> _GOAL_
Write out the data again in full, exactly as it reads.

(Extracted records)
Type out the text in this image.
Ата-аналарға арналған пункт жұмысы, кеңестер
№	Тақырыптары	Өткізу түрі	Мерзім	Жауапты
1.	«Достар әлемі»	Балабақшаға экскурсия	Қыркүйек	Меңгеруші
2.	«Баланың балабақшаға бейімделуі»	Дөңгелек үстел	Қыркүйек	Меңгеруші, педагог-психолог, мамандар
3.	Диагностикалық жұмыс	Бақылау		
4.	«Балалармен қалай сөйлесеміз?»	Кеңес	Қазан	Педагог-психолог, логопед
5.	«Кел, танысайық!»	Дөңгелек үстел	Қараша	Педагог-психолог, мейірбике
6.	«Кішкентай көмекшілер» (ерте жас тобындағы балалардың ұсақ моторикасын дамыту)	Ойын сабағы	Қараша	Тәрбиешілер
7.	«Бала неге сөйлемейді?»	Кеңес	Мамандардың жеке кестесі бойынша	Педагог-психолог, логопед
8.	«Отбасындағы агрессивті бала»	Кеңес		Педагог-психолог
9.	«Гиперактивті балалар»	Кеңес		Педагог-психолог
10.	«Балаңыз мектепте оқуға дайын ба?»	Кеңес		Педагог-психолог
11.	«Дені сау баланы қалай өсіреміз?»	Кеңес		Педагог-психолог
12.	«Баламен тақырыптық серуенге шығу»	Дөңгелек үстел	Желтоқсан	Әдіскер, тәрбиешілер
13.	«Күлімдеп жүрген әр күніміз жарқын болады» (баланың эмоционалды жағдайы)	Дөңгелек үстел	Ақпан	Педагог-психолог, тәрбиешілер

> _WRITTEN REPLY_
Type out the text in this image.
Ата-аналарға арналған пункт жұмысы, кеңестер
№	Тақырыптары	Өткізу түрі	Мерзім	Жауапты
1.	«Достар әлемі»	Балабақшаға экскурсия	Қыркүйек	Меңгеруші
2.	«Баланың балабақшаға бейімделуі»	Дөңгелек үстел	Қыркүйек	Меңгеруші, педагог-психолог, мамандар
3.	Диагностикалық жұмыс	Бақылау		
4.	«Балалармен қалай сөйлесеміз?»	Кеңес	Қазан	Педагог-психолог, логопед
5.	«Кел, танысайық!»	Дөңгелек үстел	Қараша	Педагог-психолог, мейірбике
6.	«Кішкентай көмекшілер» (ерте жас тобындағы балалардың ұсақ моторикасын дамыту)	Ойын сабағы	Қараша	Тәрбиешілер
7.	«Бала неге сөйлемейді?»	Кеңес	Мамандардың жеке кестесі бойынша	Педагог-психолог, логопед
8.	«Отбасындағы агрессивті бала»	Кеңес		Педагог-психолог
9.	«Гиперактивті балалар»	Кеңес		Педагог-психолог
10.	«Балаңыз мектепте оқуға дайын ба?»	Кеңес		Педагог-психолог
11.	«Дені сау баланы қалай өсіреміз?»	Кеңес		Педагог-психолог
12.	«Баламен тақырыптық серуенге шығу»	Дөңгелек үстел	Желтоқсан	Әдіскер, тәрбиешілер
13.	«Күлімдеп жүрген әр күніміз жарқын болады» (баланың эмоционалды жағдайы)	Дөңгелек үстел	Ақпан	Педагог-психолог, тәрбиешілер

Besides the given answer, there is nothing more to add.